**What this task involves:**
Carry none of the pictures over; set down the material below exactly.

(Recorded data)
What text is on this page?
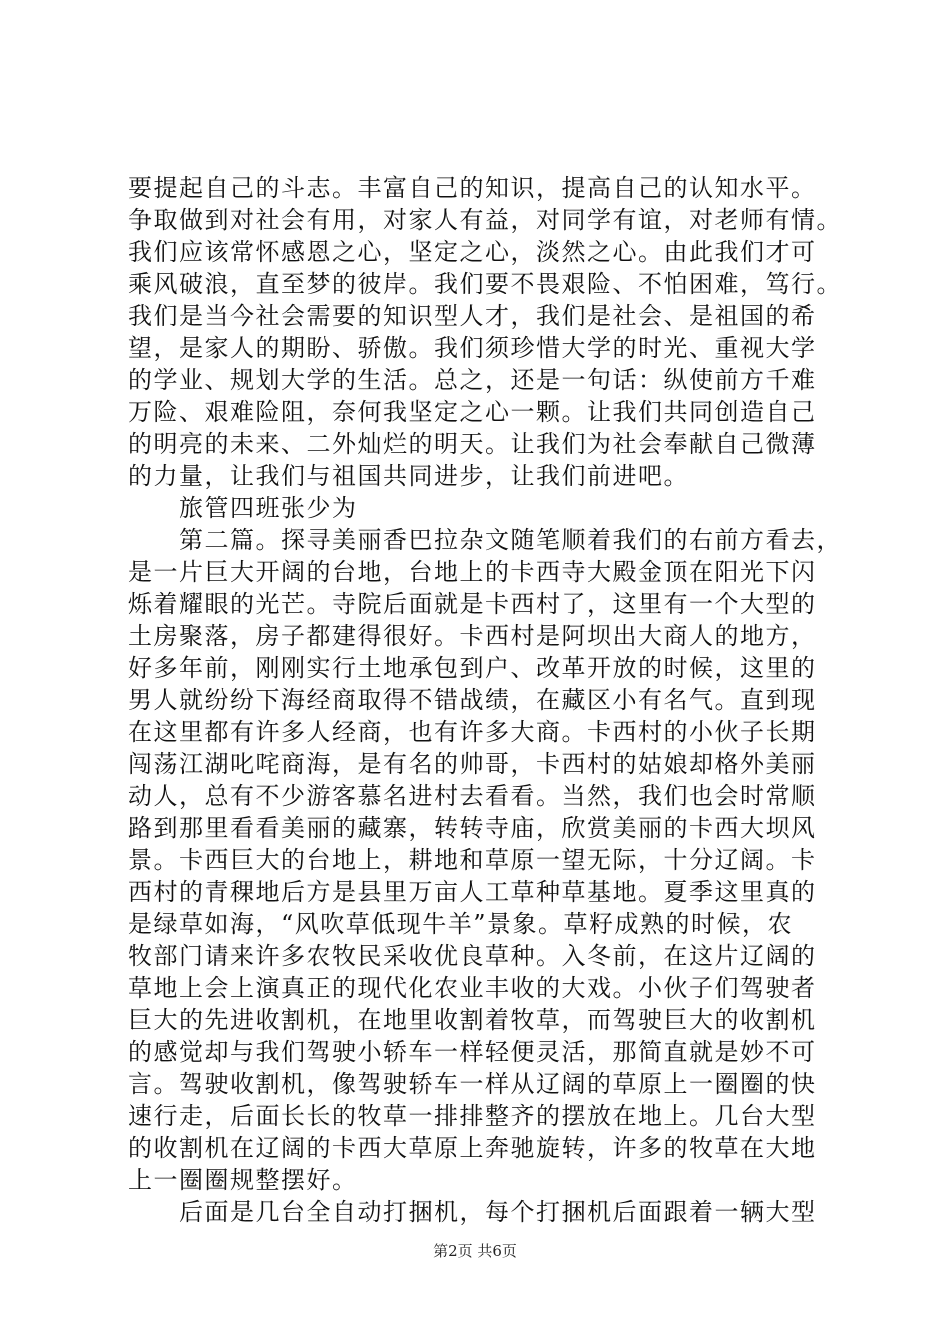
要提起自己的斗志。丰富自己的知识，提高自己的认知水平。
争取做到对社会有用，对家人有益，对同学有谊，对老师有情。
我们应该常怀感恩之心，坚定之心，淡然之心。由此我们才可
乘风破浪，直至梦的彼岸。我们要不畏艰险、不怕困难，笃行。
我们是当今社会需要的知识型人才，我们是社会、是祖国的希
望，是家人的期盼、骄傲。我们须珍惜大学的时光、重视大学
的学业、规划大学的生活。总之，还是一句话：纵使前方千难
万险、艰难险阻，奈何我坚定之心一颗。让我们共同创造自己
的明亮的未来、二外灿烂的明天。让我们为社会奉献自己微薄
的力量，让我们与祖国共同进步，让我们前进吧。
　　旅管四班张少为
　　第二篇。探寻美丽香巴拉杂文随笔顺着我们的右前方看去，
是一片巨大开阔的台地，台地上的卡西寺大殿金顶在阳光下闪
烁着耀眼的光芒。寺院后面就是卡西村了，这里有一个大型的
土房聚落，房子都建得很好。卡西村是阿坝出大商人的地方，
好多年前，刚刚实行土地承包到户、改革开放的时候，这里的
男人就纷纷下海经商取得不错战绩，在藏区小有名气。直到现
在这里都有许多人经商，也有许多大商。卡西村的小伙子长期
闯荡江湖叱咤商海，是有名的帅哥，卡西村的姑娘却格外美丽
动人，总有不少游客慕名进村去看看。当然，我们也会时常顺
路到那里看看美丽的藏寨，转转寺庙，欣赏美丽的卡西大坝风
景。卡西巨大的台地上，耕地和草原一望无际，十分辽阔。卡
西村的青稞地后方是县里万亩人工草种草基地。夏季这里真的
是绿草如海，“风吹草低现牛羊”景象。草籽成熟的时候，农
牧部门请来许多农牧民采收优良草种。入冬前，在这片辽阔的
草地上会上演真正的现代化农业丰收的大戏。小伙子们驾驶者
巨大的先进收割机，在地里收割着牧草，而驾驶巨大的收割机
的感觉却与我们驾驶小轿车一样轻便灵活，那简直就是妙不可
言。驾驶收割机，像驾驶轿车一样从辽阔的草原上一圈圈的快
速行走，后面长长的牧草一排排整齐的摆放在地上。几台大型
的收割机在辽阔的卡西大草原上奔驰旋转，许多的牧草在大地
上一圈圈规整摆好。
　　后面是几台全自动打捆机，每个打捆机后面跟着一辆大型
第2页 共6页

**Reply:**
What text is on this page?
要提起自己的斗志。丰富自己的知识，提高自己的认知水平。
争取做到对社会有用，对家人有益，对同学有谊，对老师有情。
我们应该常怀感恩之心，坚定之心，淡然之心。由此我们才可
乘风破浪，直至梦的彼岸。我们要不畏艰险、不怕困难，笃行。
我们是当今社会需要的知识型人才，我们是社会、是祖国的希
望，是家人的期盼、骄傲。我们须珍惜大学的时光、重视大学
的学业、规划大学的生活。总之，还是一句话：纵使前方千难
万险、艰难险阻，奈何我坚定之心一颗。让我们共同创造自己
的明亮的未来、二外灿烂的明天。让我们为社会奉献自己微薄
的力量，让我们与祖国共同进步，让我们前进吧。
　　旅管四班张少为
　　第二篇。探寻美丽香巴拉杂文随笔顺着我们的右前方看去，
是一片巨大开阔的台地，台地上的卡西寺大殿金顶在阳光下闪
烁着耀眼的光芒。寺院后面就是卡西村了，这里有一个大型的
土房聚落，房子都建得很好。卡西村是阿坝出大商人的地方，
好多年前，刚刚实行土地承包到户、改革开放的时候，这里的
男人就纷纷下海经商取得不错战绩，在藏区小有名气。直到现
在这里都有许多人经商，也有许多大商。卡西村的小伙子长期
闯荡江湖叱咤商海，是有名的帅哥，卡西村的姑娘却格外美丽
动人，总有不少游客慕名进村去看看。当然，我们也会时常顺
路到那里看看美丽的藏寨，转转寺庙，欣赏美丽的卡西大坝风
景。卡西巨大的台地上，耕地和草原一望无际，十分辽阔。卡
西村的青稞地后方是县里万亩人工草种草基地。夏季这里真的
是绿草如海，“风吹草低现牛羊”景象。草籽成熟的时候，农
牧部门请来许多农牧民采收优良草种。入冬前，在这片辽阔的
草地上会上演真正的现代化农业丰收的大戏。小伙子们驾驶者
巨大的先进收割机，在地里收割着牧草，而驾驶巨大的收割机
的感觉却与我们驾驶小轿车一样轻便灵活，那简直就是妙不可
言。驾驶收割机，像驾驶轿车一样从辽阔的草原上一圈圈的快
速行走，后面长长的牧草一排排整齐的摆放在地上。几台大型
的收割机在辽阔的卡西大草原上奔驰旋转，许多的牧草在大地
上一圈圈规整摆好。
　　后面是几台全自动打捆机，每个打捆机后面跟着一辆大型
第2页 共6页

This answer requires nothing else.